-------- Dataset content

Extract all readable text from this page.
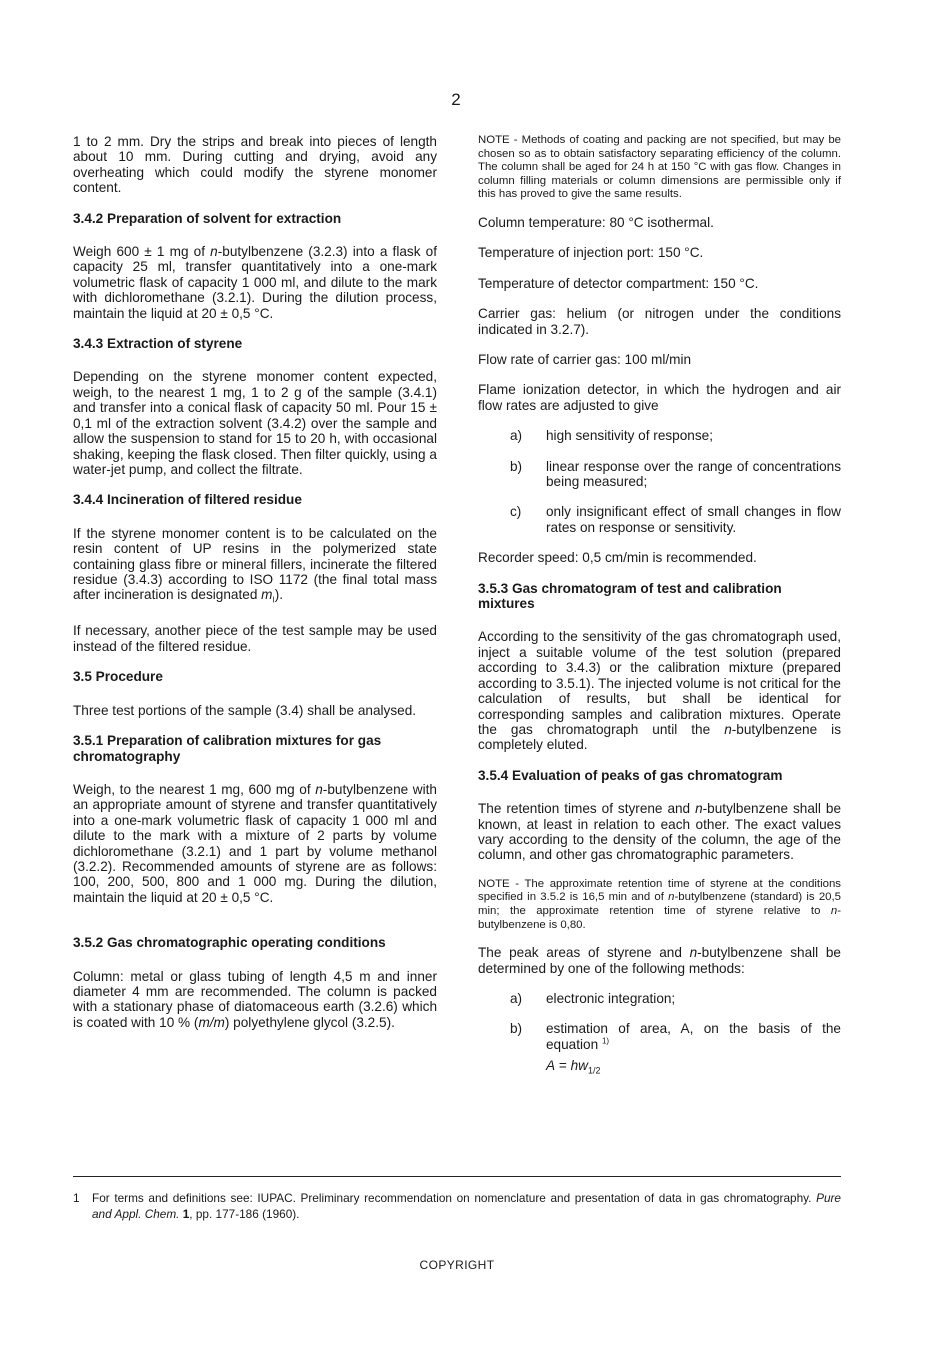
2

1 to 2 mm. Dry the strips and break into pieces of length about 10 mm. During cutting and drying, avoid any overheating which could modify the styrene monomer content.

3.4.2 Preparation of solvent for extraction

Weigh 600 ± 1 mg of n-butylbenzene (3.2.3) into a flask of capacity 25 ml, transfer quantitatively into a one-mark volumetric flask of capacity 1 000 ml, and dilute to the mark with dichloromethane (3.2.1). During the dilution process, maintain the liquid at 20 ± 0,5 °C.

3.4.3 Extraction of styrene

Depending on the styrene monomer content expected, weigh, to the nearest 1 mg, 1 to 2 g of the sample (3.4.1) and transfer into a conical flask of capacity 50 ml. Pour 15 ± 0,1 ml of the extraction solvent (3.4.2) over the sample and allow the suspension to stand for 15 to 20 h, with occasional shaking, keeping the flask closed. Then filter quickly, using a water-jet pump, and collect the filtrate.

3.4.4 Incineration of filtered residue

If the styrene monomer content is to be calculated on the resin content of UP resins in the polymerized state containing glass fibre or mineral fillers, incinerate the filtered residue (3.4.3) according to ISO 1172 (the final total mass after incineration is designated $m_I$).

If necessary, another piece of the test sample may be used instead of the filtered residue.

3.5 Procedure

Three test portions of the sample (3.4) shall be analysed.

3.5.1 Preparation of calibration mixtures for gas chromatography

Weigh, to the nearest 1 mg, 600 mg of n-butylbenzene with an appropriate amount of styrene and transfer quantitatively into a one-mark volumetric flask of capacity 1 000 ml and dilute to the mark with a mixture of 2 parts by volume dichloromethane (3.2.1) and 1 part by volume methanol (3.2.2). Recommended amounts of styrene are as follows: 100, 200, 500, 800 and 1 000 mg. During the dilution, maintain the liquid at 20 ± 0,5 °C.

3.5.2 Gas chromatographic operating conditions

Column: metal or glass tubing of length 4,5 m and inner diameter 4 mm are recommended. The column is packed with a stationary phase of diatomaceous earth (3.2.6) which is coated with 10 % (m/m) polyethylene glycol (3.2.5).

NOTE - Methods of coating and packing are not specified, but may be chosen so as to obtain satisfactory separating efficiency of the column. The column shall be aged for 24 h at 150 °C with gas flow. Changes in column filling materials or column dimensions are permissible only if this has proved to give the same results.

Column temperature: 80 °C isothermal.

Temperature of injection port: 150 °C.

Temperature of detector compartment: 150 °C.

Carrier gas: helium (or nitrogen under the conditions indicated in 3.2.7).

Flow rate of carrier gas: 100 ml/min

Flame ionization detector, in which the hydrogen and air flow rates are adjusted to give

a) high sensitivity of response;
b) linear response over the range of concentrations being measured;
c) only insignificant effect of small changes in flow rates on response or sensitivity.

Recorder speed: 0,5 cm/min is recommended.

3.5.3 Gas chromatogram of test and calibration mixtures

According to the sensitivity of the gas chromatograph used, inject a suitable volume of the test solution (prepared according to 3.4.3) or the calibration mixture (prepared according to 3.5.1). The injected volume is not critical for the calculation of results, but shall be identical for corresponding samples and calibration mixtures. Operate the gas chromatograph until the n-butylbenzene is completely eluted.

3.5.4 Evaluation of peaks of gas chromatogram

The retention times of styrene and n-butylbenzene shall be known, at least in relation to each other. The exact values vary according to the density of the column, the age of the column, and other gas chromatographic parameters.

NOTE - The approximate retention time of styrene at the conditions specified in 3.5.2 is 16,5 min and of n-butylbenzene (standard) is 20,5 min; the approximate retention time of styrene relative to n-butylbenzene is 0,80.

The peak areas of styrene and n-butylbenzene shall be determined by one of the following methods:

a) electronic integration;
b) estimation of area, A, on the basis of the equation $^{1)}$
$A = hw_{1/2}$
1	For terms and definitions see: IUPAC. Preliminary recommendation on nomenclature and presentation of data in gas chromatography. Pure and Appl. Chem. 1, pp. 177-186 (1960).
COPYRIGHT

----------------

- [Task brief]:
Identify the lines above with the word "give". Copy them.

- [Response to the exercise]:
NOTE - Methods of coating and packing are not specified, but may be chosen so as to obtain satisfactory separating efficiency of the column. The column shall be aged for 24 h at 150 °C with gas flow. Changes in column filling materials or column dimensions are permissible only if this has proved to give the same results.
Flame ionization detector, in which the hydrogen and air flow rates are adjusted to give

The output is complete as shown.